Data records:
┏━━

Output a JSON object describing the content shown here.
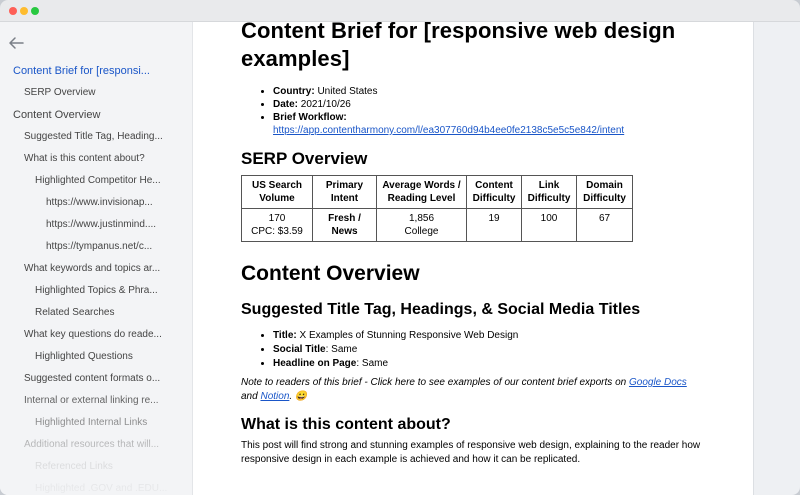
{
  "sidebar": {
    "items": [
      {
        "label": "Content Brief for [responsi...",
        "level": 0,
        "active": true
      },
      {
        "label": "SERP Overview",
        "level": 1
      },
      {
        "label": "Content Overview",
        "level": 0
      },
      {
        "label": "Suggested Title Tag, Heading...",
        "level": 1
      },
      {
        "label": "What is this content about?",
        "level": 1
      },
      {
        "label": "Highlighted Competitor He...",
        "level": 2
      },
      {
        "label": "https://www.invisionap...",
        "level": 3
      },
      {
        "label": "https://www.justinmind....",
        "level": 3
      },
      {
        "label": "https://tympanus.net/c...",
        "level": 3
      },
      {
        "label": "What keywords and topics ar...",
        "level": 1
      },
      {
        "label": "Highlighted Topics & Phra...",
        "level": 2
      },
      {
        "label": "Related Searches",
        "level": 2
      },
      {
        "label": "What key questions do reade...",
        "level": 1
      },
      {
        "label": "Highlighted Questions",
        "level": 2
      },
      {
        "label": "Suggested content formats o...",
        "level": 1
      },
      {
        "label": "Internal or external linking re...",
        "level": 1
      },
      {
        "label": "Highlighted Internal Links",
        "level": 2
      },
      {
        "label": "Additional resources that will...",
        "level": 1
      },
      {
        "label": "Referenced Links",
        "level": 2
      },
      {
        "label": "Highlighted .GOV and .EDU...",
        "level": 2
      }
    ]
  },
  "doc": {
    "title": "Content Brief for [responsive web design examples]",
    "meta": {
      "country_label": "Country:",
      "country_value": "United States",
      "date_label": "Date:",
      "date_value": "2021/10/26",
      "workflow_label": "Brief Workflow:",
      "workflow_link": "https://app.contentharmony.com/l/ea307760d94b4ee0fe2138c5e5c5e842/intent"
    },
    "serp_heading": "SERP Overview",
    "serp_table": {
      "headers": [
        "US Search Volume",
        "Primary Intent",
        "Average Words / Reading Level",
        "Content Difficulty",
        "Link Difficulty",
        "Domain Difficulty"
      ],
      "row": {
        "volume": "170",
        "cpc": "CPC: $3.59",
        "intent_1": "Fresh /",
        "intent_2": "News",
        "words": "1,856",
        "level": "College",
        "content_difficulty": "19",
        "link_difficulty": "100",
        "domain_difficulty": "67"
      }
    },
    "content_overview_heading": "Content Overview",
    "titles_heading": "Suggested Title Tag, Headings, & Social Media Titles",
    "titles": {
      "title_label": "Title:",
      "title_value": "X Examples of Stunning Responsive Web Design",
      "social_label": "Social Title",
      "social_value": ": Same",
      "headline_label": "Headline on Page",
      "headline_value": ": Same"
    },
    "note": {
      "text": "Note to readers of this brief - Click here to see examples of our content brief exports on",
      "link_docs": "Google Docs",
      "and": "and",
      "link_notion": "Notion",
      "tail": ". 😀"
    },
    "about_heading": "What is this content about?",
    "about_body": "This post will find strong and stunning examples of responsive web design, explaining to the reader how responsive design in each example is achieved and how it can be replicated."
  }
}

┗━━

Exercise directions: Omit every picture, then reproduce the rest of the listing exactly.

Exercise answer:
Output a JSON object describing the content shown here.
{
  "sidebar": {
    "items": [
      {
        "label": "Content Brief for [responsi...",
        "level": 0,
        "active": true
      },
      {
        "label": "SERP Overview",
        "level": 1
      },
      {
        "label": "Content Overview",
        "level": 0
      },
      {
        "label": "Suggested Title Tag, Heading...",
        "level": 1
      },
      {
        "label": "What is this content about?",
        "level": 1
      },
      {
        "label": "Highlighted Competitor He...",
        "level": 2
      },
      {
        "label": "https://www.invisionap...",
        "level": 3
      },
      {
        "label": "https://www.justinmind....",
        "level": 3
      },
      {
        "label": "https://tympanus.net/c...",
        "level": 3
      },
      {
        "label": "What keywords and topics ar...",
        "level": 1
      },
      {
        "label": "Highlighted Topics & Phra...",
        "level": 2
      },
      {
        "label": "Related Searches",
        "level": 2
      },
      {
        "label": "What key questions do reade...",
        "level": 1
      },
      {
        "label": "Highlighted Questions",
        "level": 2
      },
      {
        "label": "Suggested content formats o...",
        "level": 1
      },
      {
        "label": "Internal or external linking re...",
        "level": 1
      },
      {
        "label": "Highlighted Internal Links",
        "level": 2
      },
      {
        "label": "Additional resources that will...",
        "level": 1
      },
      {
        "label": "Referenced Links",
        "level": 2
      },
      {
        "label": "Highlighted .GOV and .EDU...",
        "level": 2
      }
    ]
  },
  "doc": {
    "title": "Content Brief for [responsive web design examples]",
    "meta": {
      "country_label": "Country:",
      "country_value": "United States",
      "date_label": "Date:",
      "date_value": "2021/10/26",
      "workflow_label": "Brief Workflow:",
      "workflow_link": "https://app.contentharmony.com/l/ea307760d94b4ee0fe2138c5e5c5e842/intent"
    },
    "serp_heading": "SERP Overview",
    "serp_table": {
      "headers": [
        "US Search Volume",
        "Primary Intent",
        "Average Words / Reading Level",
        "Content Difficulty",
        "Link Difficulty",
        "Domain Difficulty"
      ],
      "row": {
        "volume": "170",
        "cpc": "CPC: $3.59",
        "intent_1": "Fresh /",
        "intent_2": "News",
        "words": "1,856",
        "level": "College",
        "content_difficulty": "19",
        "link_difficulty": "100",
        "domain_difficulty": "67"
      }
    },
    "content_overview_heading": "Content Overview",
    "titles_heading": "Suggested Title Tag, Headings, & Social Media Titles",
    "titles": {
      "title_label": "Title:",
      "title_value": "X Examples of Stunning Responsive Web Design",
      "social_label": "Social Title",
      "social_value": ": Same",
      "headline_label": "Headline on Page",
      "headline_value": ": Same"
    },
    "note": {
      "text": "Note to readers of this brief - Click here to see examples of our content brief exports on",
      "link_docs": "Google Docs",
      "and": "and",
      "link_notion": "Notion",
      "tail": ". 😀"
    },
    "about_heading": "What is this content about?",
    "about_body": "This post will find strong and stunning examples of responsive web design, explaining to the reader how responsive design in each example is achieved and how it can be replicated."
  }
}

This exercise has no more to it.